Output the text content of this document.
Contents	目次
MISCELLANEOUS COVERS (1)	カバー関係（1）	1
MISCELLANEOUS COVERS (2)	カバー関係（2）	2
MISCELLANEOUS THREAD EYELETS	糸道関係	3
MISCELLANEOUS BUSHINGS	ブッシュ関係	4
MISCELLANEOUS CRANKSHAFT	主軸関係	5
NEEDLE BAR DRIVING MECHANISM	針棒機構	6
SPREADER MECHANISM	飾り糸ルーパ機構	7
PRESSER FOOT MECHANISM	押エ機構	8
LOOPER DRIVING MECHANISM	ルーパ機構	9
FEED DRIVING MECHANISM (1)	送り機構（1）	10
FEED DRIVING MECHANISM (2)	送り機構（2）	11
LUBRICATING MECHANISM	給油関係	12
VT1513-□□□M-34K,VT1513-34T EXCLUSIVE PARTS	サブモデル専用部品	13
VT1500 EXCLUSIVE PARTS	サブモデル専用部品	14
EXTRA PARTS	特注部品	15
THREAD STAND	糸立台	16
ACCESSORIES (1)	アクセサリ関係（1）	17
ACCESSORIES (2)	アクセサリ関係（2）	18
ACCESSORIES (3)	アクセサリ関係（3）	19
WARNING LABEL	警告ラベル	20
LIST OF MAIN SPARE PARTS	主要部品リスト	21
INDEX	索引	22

» **Your goal**
Copy all lines in the listing above where the string "MISCELLANEOUS" appears.

» **Task result**
MISCELLANEOUS COVERS (1)	カバー関係（1）	1
MISCELLANEOUS COVERS (2)	カバー関係（2）	2
MISCELLANEOUS THREAD EYELETS	糸道関係	3
MISCELLANEOUS BUSHINGS	ブッシュ関係	4
MISCELLANEOUS CRANKSHAFT	主軸関係	5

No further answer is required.